Listing:
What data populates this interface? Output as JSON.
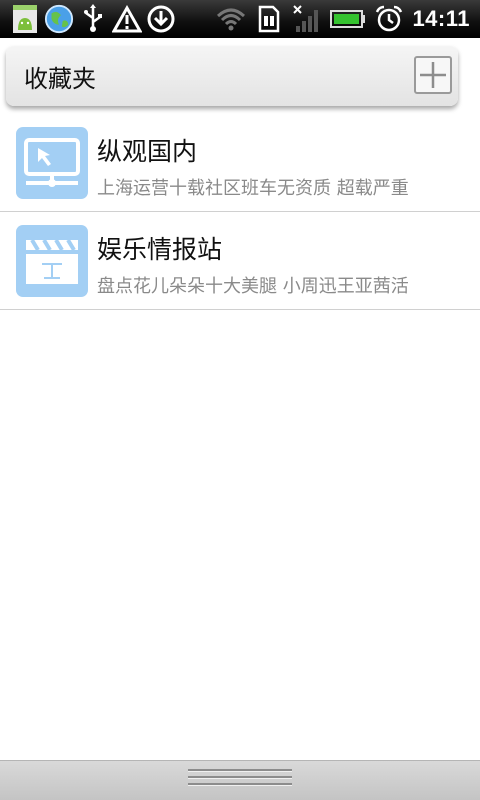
{
  "status_bar": {
    "time": "14:11",
    "icons": [
      "app-notification-icon",
      "browser-globe-icon",
      "usb-icon",
      "warning-icon",
      "download-icon",
      "wifi-icon",
      "sim-card-icon",
      "no-signal-icon",
      "battery-icon",
      "alarm-clock-icon"
    ]
  },
  "header": {
    "title": "收藏夹",
    "add_icon": "plus-icon"
  },
  "items": [
    {
      "title": "纵观国内",
      "subtitle": "上海运营十载社区班车无资质 超载严重",
      "icon": "monitor-icon"
    },
    {
      "title": "娱乐情报站",
      "subtitle": "盘点花儿朵朵十大美腿  小周迅王亚茜活",
      "icon": "clapperboard-icon"
    }
  ],
  "colors": {
    "icon_tile": "#a3cff4",
    "battery": "#35c22f",
    "subtitle": "#8a8a8a"
  }
}
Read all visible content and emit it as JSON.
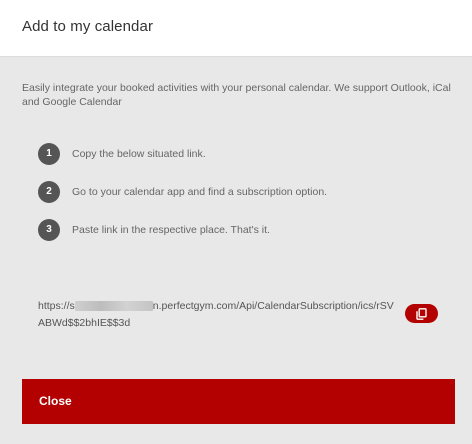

Task instructions:
Check each line of the records above for the word "subtitle", then give the number of lines that have it, with no other words.

Exercise solution:
3